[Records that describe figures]
start

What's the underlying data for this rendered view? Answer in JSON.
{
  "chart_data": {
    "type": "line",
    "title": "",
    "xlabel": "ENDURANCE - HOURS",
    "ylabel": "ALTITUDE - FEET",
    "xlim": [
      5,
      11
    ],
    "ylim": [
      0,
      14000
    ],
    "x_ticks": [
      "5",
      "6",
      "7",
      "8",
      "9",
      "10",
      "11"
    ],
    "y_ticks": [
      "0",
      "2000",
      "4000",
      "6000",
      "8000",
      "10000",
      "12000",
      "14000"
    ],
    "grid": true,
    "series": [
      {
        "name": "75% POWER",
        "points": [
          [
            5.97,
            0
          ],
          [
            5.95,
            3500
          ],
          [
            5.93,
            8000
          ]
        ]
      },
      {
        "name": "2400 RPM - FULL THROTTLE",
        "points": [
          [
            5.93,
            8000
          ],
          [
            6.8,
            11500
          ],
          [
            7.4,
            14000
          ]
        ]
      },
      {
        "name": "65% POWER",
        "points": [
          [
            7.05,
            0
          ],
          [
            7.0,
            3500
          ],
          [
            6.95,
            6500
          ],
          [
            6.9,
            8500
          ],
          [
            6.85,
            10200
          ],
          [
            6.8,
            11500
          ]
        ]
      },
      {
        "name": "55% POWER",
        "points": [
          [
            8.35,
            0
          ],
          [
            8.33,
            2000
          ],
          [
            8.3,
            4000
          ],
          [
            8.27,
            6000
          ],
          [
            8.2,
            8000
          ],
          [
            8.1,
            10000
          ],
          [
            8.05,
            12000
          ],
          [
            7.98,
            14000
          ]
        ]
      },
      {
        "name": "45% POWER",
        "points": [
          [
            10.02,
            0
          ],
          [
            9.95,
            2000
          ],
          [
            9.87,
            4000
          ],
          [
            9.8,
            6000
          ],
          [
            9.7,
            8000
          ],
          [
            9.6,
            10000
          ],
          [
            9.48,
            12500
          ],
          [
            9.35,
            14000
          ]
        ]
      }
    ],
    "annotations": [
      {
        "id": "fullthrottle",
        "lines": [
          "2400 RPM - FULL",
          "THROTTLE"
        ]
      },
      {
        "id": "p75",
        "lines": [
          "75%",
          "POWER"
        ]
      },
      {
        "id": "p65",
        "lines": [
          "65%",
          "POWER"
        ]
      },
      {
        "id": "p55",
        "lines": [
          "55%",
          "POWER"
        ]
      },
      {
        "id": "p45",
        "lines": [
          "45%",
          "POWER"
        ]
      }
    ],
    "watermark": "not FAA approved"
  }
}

end

AIM - Give the count of lines in the listing that hold the word "name", with no other text.

REPLY TO THE TASK - 5